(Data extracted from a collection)
[BEGIN]

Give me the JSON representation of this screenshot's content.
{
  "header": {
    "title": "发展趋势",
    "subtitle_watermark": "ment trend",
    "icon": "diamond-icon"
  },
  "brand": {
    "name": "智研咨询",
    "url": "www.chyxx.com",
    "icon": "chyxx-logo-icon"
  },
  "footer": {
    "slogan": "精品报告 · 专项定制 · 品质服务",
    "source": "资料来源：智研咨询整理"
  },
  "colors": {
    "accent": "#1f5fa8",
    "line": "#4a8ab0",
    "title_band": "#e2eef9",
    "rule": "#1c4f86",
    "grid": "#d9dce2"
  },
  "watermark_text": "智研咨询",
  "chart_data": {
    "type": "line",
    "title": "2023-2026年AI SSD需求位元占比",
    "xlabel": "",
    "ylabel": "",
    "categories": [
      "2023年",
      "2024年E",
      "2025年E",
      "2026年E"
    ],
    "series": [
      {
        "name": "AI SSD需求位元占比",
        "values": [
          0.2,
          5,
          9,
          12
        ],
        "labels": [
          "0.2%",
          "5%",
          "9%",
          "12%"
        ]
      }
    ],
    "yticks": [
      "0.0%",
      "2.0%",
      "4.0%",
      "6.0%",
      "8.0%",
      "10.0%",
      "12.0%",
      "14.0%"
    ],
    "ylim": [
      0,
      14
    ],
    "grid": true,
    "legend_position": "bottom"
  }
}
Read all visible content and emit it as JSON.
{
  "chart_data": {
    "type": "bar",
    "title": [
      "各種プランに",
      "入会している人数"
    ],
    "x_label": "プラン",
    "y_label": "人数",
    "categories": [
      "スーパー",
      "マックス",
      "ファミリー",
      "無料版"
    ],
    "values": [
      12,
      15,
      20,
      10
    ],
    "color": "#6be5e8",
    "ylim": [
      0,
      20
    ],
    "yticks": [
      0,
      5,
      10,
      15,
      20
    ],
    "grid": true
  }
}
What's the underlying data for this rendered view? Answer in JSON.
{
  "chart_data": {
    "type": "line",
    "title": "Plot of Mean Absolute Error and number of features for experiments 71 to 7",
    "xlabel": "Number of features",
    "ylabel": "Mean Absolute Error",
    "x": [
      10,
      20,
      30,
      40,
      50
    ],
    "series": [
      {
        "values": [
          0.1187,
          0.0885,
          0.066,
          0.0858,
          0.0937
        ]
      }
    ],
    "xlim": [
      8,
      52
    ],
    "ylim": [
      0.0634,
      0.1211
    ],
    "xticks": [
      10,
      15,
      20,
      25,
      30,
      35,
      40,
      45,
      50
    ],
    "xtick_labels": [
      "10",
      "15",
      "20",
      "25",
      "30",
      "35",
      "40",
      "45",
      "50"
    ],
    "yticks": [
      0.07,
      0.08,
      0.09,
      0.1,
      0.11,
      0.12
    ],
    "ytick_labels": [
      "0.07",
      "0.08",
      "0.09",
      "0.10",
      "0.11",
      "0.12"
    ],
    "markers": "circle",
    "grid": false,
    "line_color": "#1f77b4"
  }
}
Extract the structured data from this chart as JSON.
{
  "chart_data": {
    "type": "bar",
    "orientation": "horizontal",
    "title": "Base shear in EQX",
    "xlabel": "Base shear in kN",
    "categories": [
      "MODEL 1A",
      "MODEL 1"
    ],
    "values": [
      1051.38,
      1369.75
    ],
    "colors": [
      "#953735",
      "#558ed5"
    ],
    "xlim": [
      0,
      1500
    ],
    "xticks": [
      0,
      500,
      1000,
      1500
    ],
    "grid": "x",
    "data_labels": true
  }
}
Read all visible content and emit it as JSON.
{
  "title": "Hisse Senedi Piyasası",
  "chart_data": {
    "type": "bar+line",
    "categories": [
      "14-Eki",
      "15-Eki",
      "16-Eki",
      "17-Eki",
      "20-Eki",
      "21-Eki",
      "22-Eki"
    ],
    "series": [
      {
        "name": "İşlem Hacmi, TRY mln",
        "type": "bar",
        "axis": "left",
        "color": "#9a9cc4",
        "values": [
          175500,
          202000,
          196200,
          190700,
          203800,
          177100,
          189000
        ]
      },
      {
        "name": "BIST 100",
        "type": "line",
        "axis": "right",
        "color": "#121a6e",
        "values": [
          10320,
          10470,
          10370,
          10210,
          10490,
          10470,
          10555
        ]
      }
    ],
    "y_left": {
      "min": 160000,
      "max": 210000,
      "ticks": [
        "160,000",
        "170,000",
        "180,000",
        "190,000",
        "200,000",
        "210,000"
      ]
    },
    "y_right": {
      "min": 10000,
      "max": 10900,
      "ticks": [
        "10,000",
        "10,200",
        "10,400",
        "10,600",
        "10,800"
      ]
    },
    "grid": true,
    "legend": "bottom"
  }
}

[END]

DIRECTIONS FOR THIS TASK |
Of the lines in this listing, how many contain "shear"? Reply with the number and nothing more.

THE OUTPUT |
2